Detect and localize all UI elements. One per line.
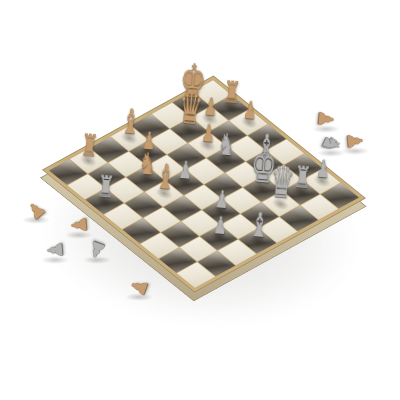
piece-silver-knight-d6[interactable]: ♞ [207, 128, 247, 161]
piece-silver-pawn-f4[interactable]: ♟ [203, 186, 242, 213]
piece-silver-rook-c1[interactable]: ♜ [86, 170, 126, 203]
piece-wood-bishop-d3[interactable]: ♝ [145, 158, 185, 195]
product-photo-canvas: ♜♟♟♚♟♝♜♛♟♞♚♛♝♟♟♟♝♞♝♟♜♜ ♟♟♟♟♟♟♞♟ [0, 0, 400, 400]
piece-silver-pawn-g3[interactable]: ♟ [200, 212, 239, 239]
piece-wood-rook-a2[interactable]: ♜ [70, 129, 110, 162]
captured-wood-pawn-8[interactable]: ♟ [344, 125, 367, 157]
piece-silver-bishop-h4[interactable]: ♝ [239, 206, 279, 243]
piece-silver-queen-g6[interactable]: ♛ [262, 158, 303, 205]
piece-wood-pawn-c8[interactable]: ♟ [230, 97, 269, 124]
captured-silver-pawn-3[interactable]: ♟ [44, 234, 67, 266]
==============================
Duplicate the records above line for line, omitting the pictures.

Detect and localize all UI elements. One per line.
piece-silver-knight-d6[interactable]: ♞ [207, 128, 247, 161]
piece-silver-pawn-f4[interactable]: ♟ [203, 186, 242, 213]
piece-silver-rook-c1[interactable]: ♜ [86, 170, 126, 203]
piece-wood-bishop-d3[interactable]: ♝ [145, 158, 185, 195]
product-photo-canvas: ♜♟♟♚♟♝♜♛♟♞♚♛♝♟♟♟♝♞♝♟♜♜ ♟♟♟♟♟♟♞♟ [0, 0, 400, 400]
piece-silver-pawn-g3[interactable]: ♟ [200, 212, 239, 239]
piece-wood-rook-a2[interactable]: ♜ [70, 129, 110, 162]
captured-wood-pawn-8[interactable]: ♟ [344, 125, 367, 157]
piece-silver-bishop-h4[interactable]: ♝ [239, 206, 279, 243]
piece-silver-queen-g6[interactable]: ♛ [262, 158, 303, 205]
piece-wood-pawn-c8[interactable]: ♟ [230, 97, 269, 124]
captured-silver-pawn-3[interactable]: ♟ [44, 234, 67, 266]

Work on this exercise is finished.